**EXERCISE TASK**
Make an exact copy of the lines, leaving the pictures out.
START STORED DATA
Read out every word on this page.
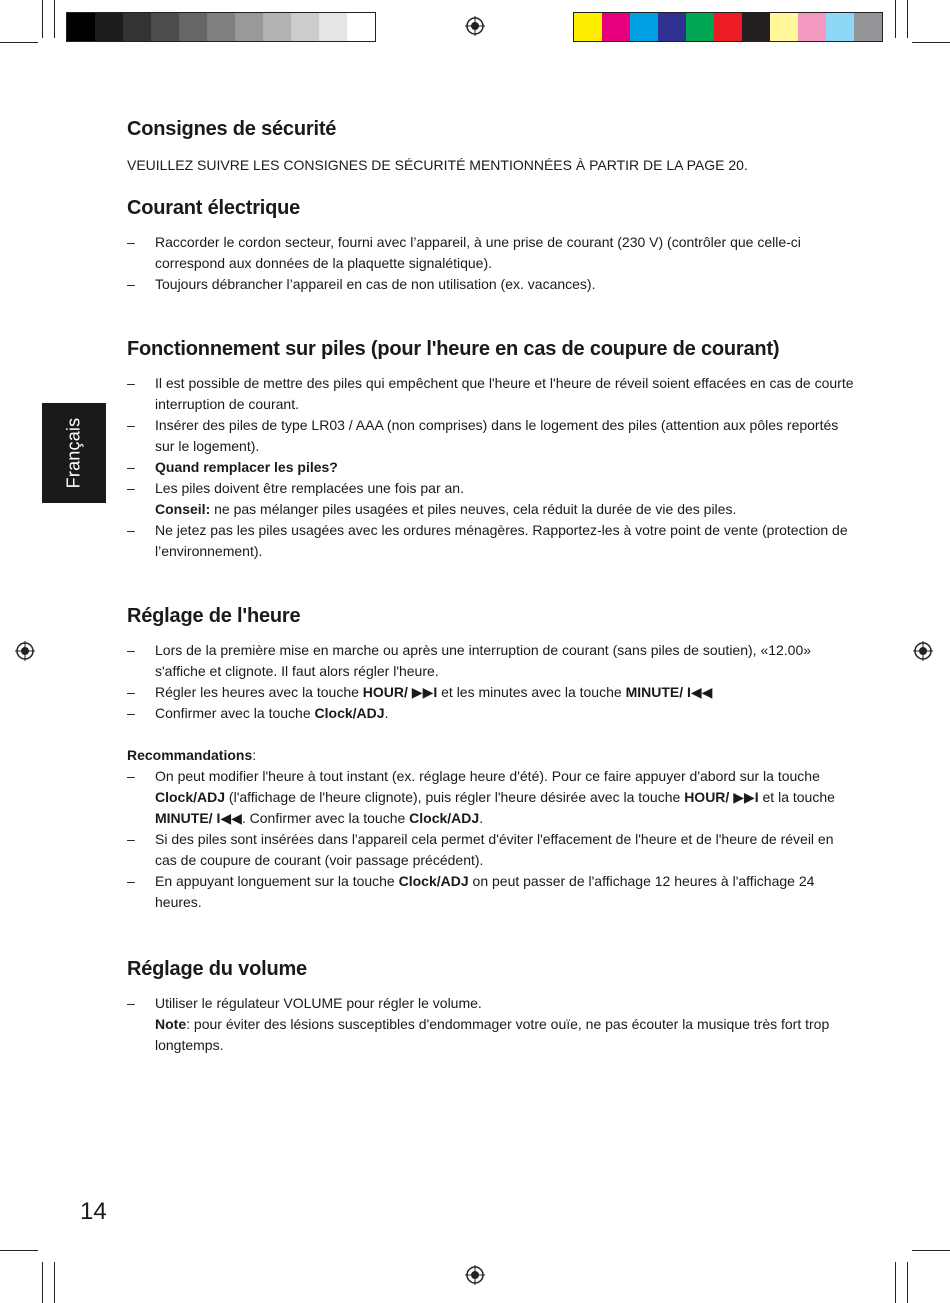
Français
Consignes de sécurité

VEUILLEZ SUIVRE LES CONSIGNES DE SÉCURITÉ MENTIONNÉES À PARTIR DE LA PAGE 20.

Courant électrique
– Raccorder le cordon secteur, fourni avec l’appareil, à une prise de courant (230 V) (contrôler que celle-ci correspond aux données de la plaquette signalétique).
– Toujours débrancher l’appareil en cas de non utilisation (ex. vacances).
Fonctionnement sur piles (pour l'heure en cas de coupure de courant)
– Il est possible de mettre des piles qui empêchent que l'heure et l'heure de réveil soient effacées en cas de courte interruption de courant.
– Insérer des piles de type LR03 / AAA (non comprises) dans le logement des piles (attention aux pôles reportés sur le logement).
– Quand remplacer les piles?
– Les piles doivent être remplacées une fois par an.
Conseil: ne pas mélanger piles usagées et piles neuves, cela réduit la durée de vie des piles.
– Ne jetez pas les piles usagées avec les ordures ménagères. Rapportez-les à votre point de vente (protection de l’environnement).
Réglage de l'heure
– Lors de la première mise en marche ou après une interruption de courant (sans piles de soutien), «12.00» s'affiche et clignote. Il faut alors régler l'heure.
– Régler les heures avec la touche HOUR/ ▶▶I et les minutes avec la touche MINUTE/ I◀◀
– Confirmer avec la touche Clock/ADJ.

Recommandations:

– On peut modifier l'heure à tout instant (ex. réglage heure d'été). Pour ce faire appuyer d'abord sur la touche Clock/ADJ (l'affichage de l'heure clignote), puis régler l'heure désirée avec la touche HOUR/ ▶▶I et la touche MINUTE/ I◀◀. Confirmer avec la touche Clock/ADJ.
– Si des piles sont insérées dans l'appareil cela permet d'éviter l'effacement de l'heure et de l'heure de réveil en cas de coupure de courant (voir passage précédent).
– En appuyant longuement sur la touche Clock/ADJ on peut passer de l'affichage 12 heures à l'affichage 24 heures.
Réglage du volume
– Utiliser le régulateur VOLUME pour régler le volume.
Note: pour éviter des lésions susceptibles d'endommager votre ouïe, ne pas écouter la musique très fort trop longtemps.
14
END STORED DATA
**SOLVED EXERCISE**
Read out every word on this page.
Français
Consignes de sécurité

VEUILLEZ SUIVRE LES CONSIGNES DE SÉCURITÉ MENTIONNÉES À PARTIR DE LA PAGE 20.

Courant électrique
– Raccorder le cordon secteur, fourni avec l’appareil, à une prise de courant (230 V) (contrôler que celle-ci correspond aux données de la plaquette signalétique).
– Toujours débrancher l’appareil en cas de non utilisation (ex. vacances).
Fonctionnement sur piles (pour l'heure en cas de coupure de courant)
– Il est possible de mettre des piles qui empêchent que l'heure et l'heure de réveil soient effacées en cas de courte interruption de courant.
– Insérer des piles de type LR03 / AAA (non comprises) dans le logement des piles (attention aux pôles reportés sur le logement).
– Quand remplacer les piles?
– Les piles doivent être remplacées une fois par an.
Conseil: ne pas mélanger piles usagées et piles neuves, cela réduit la durée de vie des piles.
– Ne jetez pas les piles usagées avec les ordures ménagères. Rapportez-les à votre point de vente (protection de l’environnement).
Réglage de l'heure
– Lors de la première mise en marche ou après une interruption de courant (sans piles de soutien), «12.00» s'affiche et clignote. Il faut alors régler l'heure.
– Régler les heures avec la touche HOUR/ ▶▶I et les minutes avec la touche MINUTE/ I◀◀
– Confirmer avec la touche Clock/ADJ.

Recommandations:

– On peut modifier l'heure à tout instant (ex. réglage heure d'été). Pour ce faire appuyer d'abord sur la touche Clock/ADJ (l'affichage de l'heure clignote), puis régler l'heure désirée avec la touche HOUR/ ▶▶I et la touche MINUTE/ I◀◀. Confirmer avec la touche Clock/ADJ.
– Si des piles sont insérées dans l'appareil cela permet d'éviter l'effacement de l'heure et de l'heure de réveil en cas de coupure de courant (voir passage précédent).
– En appuyant longuement sur la touche Clock/ADJ on peut passer de l'affichage 12 heures à l'affichage 24 heures.
Réglage du volume
– Utiliser le régulateur VOLUME pour régler le volume.
Note: pour éviter des lésions susceptibles d'endommager votre ouïe, ne pas écouter la musique très fort trop longtemps.
14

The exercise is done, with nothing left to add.